**Text under study:**
= Beginning of Section =

Australian Health Practitioner Regulation Agency performance (2.04.2014)

Written on the 14 April 2014

Legal and Social Issues Legislation Committee: Australian Health Practitioner Regulation Agency performance

Ms CROZIER (Southern Metropolitan) -- I am very pleased to rise to speak to report no. 2 entitled Inquiry into the Performance of the Australian Health Practitioner Regulation Agency, dated March 2014, which was tabled in the chamber only last month. The inquiry was undertaken by the Legal and Social Issues Legislation Committee, and a number of members of this house participated. The inquiry was conducted over about 16 months, and it exposed some very real concerns held by the Victorian public that were raised in submissions. Some aspects were raised by well-respected health professionals and a number of other interested stakeholders who had input into this report. I was very pleased to table the report and highlight some of the issues.

During the inquiry the major focus of the evidence related to the complaints system. In my contribution I raise an important issue surrounding the future support of health programs for doctors, nurses and midwives. The very important programs were well known among those health professionals and were established under the previous state-based health practitioner regulation system. The Victorian doctors health program was established in 2000 by the Australian Medical Association and the previous medical board, and the nurses and midwives health program was established in 2006.

The programs were established to support doctors, nurses, midwives and students who may have had health problems such as drug-and-alcohol related problems or mental health issues.

It was noted that in doing so their purpose was not only to further enhance the productivity of our health services but also to give those people the support they require, which is sometimes in very short supply for practitioners who deal with very serious issues, and try to maintain the numbers in those particular areas.

= End of Section =

**Directions:** In the speech on the Australian Health Practitioner Regulation Agency inquiry, list every group of people that the health programs were set up to support.

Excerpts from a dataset

= Beginning of Section =

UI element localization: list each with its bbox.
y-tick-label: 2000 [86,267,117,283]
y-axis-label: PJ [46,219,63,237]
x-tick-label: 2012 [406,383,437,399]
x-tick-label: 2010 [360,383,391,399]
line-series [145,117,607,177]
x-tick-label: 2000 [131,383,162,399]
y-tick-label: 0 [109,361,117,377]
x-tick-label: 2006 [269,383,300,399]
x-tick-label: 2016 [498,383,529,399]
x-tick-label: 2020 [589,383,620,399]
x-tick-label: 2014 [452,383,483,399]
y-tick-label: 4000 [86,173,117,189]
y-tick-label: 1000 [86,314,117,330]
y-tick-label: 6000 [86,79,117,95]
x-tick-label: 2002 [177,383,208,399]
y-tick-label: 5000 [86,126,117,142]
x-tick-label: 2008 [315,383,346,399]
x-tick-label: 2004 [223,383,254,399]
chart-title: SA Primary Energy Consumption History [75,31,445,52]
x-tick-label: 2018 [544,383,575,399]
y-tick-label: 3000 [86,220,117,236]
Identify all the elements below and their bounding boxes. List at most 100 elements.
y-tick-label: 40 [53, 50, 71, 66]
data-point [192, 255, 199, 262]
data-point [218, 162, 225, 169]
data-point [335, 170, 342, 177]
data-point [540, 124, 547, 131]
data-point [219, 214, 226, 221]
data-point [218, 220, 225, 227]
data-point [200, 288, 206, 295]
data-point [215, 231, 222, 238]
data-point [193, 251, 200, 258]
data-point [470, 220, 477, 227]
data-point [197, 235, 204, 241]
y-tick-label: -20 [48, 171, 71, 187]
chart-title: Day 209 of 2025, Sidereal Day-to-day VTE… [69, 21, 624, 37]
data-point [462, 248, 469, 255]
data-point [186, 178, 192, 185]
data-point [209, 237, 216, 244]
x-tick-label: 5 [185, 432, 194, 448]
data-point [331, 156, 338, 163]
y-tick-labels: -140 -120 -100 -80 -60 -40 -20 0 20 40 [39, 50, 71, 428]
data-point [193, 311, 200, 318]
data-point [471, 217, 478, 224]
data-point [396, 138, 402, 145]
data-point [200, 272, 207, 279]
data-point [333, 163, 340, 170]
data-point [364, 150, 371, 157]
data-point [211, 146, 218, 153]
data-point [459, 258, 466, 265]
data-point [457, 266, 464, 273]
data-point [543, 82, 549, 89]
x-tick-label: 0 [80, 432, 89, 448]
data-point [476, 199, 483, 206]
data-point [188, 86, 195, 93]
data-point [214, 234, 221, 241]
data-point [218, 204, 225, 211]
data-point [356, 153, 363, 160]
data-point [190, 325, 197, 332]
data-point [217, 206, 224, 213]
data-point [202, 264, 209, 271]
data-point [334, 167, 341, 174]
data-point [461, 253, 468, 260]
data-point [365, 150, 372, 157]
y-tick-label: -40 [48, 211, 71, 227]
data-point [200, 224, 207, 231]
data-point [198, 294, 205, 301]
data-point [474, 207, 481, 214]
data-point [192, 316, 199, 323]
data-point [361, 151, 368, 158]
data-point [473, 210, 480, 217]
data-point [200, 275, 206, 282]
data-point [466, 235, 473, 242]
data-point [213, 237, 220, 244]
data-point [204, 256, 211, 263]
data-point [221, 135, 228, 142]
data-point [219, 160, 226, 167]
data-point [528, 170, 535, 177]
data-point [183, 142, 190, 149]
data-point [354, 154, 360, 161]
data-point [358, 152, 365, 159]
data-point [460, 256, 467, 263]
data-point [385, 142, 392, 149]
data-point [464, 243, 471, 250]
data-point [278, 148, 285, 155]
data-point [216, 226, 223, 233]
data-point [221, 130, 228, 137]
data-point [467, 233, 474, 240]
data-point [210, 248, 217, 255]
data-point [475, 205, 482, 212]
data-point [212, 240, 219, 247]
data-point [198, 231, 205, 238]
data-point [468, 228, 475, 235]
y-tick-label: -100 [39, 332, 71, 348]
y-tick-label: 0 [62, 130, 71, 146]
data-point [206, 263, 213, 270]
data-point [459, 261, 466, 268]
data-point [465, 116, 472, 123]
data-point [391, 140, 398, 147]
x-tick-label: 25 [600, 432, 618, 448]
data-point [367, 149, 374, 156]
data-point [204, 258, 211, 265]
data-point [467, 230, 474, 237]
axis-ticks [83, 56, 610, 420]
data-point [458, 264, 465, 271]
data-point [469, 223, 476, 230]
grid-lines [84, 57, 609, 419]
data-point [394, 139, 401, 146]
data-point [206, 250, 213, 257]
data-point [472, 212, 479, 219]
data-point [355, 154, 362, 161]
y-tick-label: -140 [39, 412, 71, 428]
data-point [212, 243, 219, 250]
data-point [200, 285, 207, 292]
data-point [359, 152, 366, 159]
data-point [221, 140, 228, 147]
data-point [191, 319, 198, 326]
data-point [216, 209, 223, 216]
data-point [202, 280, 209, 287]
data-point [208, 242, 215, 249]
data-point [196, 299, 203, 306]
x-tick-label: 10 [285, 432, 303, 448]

= End of Section =

**Your response:** Doctors, nurses, midwives, students